# The problem
Please tally the lines in the records below that contain the string "Figure", with case counting, and reply with only the number.

##### Data for this task #####

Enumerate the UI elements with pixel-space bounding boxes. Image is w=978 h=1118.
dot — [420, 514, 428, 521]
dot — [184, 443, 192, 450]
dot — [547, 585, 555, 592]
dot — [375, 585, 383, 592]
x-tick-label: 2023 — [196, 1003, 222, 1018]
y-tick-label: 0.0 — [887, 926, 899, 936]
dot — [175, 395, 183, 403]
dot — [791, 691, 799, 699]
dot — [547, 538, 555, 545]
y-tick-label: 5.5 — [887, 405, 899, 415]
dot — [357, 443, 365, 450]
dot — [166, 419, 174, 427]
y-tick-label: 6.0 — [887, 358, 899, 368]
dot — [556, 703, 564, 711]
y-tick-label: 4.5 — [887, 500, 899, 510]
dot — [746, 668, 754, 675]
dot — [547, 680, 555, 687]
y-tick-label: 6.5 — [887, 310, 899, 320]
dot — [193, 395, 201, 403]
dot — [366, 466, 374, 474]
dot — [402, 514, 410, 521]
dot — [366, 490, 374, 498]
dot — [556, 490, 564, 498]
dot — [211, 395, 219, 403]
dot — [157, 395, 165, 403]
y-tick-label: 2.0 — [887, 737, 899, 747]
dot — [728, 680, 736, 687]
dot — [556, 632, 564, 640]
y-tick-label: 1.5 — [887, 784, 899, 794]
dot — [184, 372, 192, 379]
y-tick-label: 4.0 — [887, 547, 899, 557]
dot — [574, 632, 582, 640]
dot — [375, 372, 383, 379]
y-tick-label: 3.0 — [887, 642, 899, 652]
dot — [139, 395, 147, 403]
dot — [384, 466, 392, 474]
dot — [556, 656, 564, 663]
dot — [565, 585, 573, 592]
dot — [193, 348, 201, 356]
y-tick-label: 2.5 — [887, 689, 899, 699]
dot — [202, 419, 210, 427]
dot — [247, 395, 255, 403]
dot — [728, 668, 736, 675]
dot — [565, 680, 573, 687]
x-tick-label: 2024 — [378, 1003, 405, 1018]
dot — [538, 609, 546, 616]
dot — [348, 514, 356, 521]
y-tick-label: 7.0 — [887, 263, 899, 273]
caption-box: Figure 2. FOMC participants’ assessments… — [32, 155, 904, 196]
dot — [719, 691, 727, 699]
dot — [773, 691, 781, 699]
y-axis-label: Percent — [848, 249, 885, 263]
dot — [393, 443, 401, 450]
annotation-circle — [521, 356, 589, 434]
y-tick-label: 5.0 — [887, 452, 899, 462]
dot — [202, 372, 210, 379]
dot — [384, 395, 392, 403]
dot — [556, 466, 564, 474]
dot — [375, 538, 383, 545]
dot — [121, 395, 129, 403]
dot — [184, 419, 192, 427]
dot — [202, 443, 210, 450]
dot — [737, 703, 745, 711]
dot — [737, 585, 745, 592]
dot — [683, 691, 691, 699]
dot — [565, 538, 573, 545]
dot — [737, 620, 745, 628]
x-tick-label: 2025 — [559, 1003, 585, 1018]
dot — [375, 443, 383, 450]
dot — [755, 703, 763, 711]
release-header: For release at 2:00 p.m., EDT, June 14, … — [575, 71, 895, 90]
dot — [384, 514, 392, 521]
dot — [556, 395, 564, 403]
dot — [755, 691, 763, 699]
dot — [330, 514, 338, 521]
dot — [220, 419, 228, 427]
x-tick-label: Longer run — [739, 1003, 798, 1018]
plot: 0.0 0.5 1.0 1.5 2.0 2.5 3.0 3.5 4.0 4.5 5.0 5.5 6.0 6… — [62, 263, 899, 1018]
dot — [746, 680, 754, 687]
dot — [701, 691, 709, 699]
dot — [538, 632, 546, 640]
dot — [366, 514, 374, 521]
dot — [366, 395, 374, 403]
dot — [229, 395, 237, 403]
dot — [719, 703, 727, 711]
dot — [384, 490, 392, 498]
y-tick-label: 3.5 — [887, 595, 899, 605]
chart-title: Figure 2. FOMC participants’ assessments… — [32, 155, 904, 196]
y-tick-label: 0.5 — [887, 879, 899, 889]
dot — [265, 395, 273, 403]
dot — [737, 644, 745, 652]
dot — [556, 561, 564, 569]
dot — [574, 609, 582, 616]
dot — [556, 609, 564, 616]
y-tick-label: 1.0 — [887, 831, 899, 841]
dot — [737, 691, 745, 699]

#####

# Output for this exercise
2